■ INPUT ROWS

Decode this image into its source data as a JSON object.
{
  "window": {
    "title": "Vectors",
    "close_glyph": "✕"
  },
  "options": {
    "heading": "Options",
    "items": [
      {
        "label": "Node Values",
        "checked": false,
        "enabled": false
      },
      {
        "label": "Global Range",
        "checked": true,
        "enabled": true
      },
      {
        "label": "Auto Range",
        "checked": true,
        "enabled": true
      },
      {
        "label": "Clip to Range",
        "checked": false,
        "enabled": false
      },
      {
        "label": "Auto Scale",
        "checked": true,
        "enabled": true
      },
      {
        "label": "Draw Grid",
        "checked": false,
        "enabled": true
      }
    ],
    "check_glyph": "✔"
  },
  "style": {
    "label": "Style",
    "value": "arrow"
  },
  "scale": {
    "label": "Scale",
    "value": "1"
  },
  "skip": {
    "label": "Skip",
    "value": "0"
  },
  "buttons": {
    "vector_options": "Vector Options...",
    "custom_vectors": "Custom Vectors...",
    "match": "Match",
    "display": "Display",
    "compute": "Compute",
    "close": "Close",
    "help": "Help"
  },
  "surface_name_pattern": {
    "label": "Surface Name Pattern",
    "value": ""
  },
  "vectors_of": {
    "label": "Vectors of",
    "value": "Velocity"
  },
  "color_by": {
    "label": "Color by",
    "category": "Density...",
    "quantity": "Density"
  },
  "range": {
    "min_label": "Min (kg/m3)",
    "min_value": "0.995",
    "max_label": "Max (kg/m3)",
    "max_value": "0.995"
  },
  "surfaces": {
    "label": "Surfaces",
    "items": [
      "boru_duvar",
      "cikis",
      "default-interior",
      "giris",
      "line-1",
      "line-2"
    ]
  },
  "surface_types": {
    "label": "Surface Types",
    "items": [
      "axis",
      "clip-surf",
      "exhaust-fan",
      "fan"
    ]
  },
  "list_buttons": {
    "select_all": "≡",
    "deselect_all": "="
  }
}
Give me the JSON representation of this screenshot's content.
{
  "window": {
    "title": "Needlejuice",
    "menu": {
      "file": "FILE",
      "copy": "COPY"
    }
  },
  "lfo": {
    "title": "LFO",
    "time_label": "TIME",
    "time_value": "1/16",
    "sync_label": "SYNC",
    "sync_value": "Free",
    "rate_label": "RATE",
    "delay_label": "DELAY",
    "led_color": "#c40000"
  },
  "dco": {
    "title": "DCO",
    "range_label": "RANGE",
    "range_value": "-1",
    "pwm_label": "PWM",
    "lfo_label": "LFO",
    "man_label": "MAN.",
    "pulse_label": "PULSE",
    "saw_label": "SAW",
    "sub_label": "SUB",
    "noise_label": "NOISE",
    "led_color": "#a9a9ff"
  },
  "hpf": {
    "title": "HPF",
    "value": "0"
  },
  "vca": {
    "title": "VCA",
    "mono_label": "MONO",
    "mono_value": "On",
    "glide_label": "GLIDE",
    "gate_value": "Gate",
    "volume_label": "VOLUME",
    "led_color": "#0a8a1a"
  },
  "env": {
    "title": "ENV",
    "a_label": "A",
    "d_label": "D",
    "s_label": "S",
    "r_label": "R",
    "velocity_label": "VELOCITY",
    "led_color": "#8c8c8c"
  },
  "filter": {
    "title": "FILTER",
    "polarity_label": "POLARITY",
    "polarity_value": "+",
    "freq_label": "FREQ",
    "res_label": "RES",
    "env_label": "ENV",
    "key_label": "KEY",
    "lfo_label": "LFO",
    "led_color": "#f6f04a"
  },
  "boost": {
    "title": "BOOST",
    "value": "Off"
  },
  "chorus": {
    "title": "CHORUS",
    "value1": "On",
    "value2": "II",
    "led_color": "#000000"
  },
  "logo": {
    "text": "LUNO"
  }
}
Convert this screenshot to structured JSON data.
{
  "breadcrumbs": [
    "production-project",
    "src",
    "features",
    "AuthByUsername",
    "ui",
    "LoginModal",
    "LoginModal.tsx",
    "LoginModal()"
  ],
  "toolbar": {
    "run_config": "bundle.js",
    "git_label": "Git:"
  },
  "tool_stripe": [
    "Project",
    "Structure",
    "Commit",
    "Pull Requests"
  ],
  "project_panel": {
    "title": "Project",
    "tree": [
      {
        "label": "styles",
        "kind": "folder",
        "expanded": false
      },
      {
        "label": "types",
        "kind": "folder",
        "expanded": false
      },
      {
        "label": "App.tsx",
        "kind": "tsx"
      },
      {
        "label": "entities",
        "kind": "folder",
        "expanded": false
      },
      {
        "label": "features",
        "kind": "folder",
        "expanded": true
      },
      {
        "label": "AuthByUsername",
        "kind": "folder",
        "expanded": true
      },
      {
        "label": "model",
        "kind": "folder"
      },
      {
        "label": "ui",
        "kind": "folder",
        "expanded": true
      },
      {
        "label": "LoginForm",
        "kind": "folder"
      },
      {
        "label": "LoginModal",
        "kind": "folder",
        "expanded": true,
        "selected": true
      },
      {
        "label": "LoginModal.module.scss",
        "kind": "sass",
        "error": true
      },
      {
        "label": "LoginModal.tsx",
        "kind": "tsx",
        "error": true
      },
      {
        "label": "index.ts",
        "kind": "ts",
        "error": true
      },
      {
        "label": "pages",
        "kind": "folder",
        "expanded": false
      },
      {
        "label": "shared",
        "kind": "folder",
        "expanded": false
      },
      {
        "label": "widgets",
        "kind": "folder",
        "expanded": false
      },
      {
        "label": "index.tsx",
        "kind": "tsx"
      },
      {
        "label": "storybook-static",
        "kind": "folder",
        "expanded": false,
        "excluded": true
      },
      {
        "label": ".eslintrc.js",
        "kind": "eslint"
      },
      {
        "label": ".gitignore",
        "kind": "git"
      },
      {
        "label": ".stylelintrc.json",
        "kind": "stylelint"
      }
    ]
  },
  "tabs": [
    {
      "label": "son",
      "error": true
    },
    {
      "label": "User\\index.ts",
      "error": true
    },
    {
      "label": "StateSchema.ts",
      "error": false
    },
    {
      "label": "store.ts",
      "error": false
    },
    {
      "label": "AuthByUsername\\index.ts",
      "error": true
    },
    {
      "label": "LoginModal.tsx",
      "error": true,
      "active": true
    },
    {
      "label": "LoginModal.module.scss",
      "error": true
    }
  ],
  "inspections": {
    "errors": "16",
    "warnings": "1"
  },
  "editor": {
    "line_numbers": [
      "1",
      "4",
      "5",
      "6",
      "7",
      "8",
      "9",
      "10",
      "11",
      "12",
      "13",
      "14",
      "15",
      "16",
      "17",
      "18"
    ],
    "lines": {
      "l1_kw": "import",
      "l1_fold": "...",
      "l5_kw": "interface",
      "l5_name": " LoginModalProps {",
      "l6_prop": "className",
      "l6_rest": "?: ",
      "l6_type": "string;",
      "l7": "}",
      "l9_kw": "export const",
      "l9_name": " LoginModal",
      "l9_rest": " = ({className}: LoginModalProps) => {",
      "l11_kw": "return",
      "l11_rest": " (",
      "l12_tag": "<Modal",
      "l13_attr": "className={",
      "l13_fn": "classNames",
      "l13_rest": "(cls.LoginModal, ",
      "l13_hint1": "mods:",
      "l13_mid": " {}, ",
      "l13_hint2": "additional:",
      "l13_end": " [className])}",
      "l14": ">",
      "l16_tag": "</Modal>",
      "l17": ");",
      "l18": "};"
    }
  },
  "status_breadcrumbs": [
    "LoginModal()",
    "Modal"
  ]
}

■ GOAL OF THE EXERCISE
From the listing above, copy all lines holding the word "title".

■ SOLUTION FOR THIS TASK
    "title": "Vectors",
    "title": "Needlejuice",
    "title": "LFO",
    "title": "DCO",
    "title": "HPF",
    "title": "VCA",
    "title": "ENV",
    "title": "FILTER",
    "title": "BOOST",
    "title": "CHORUS",
    "title": "Project",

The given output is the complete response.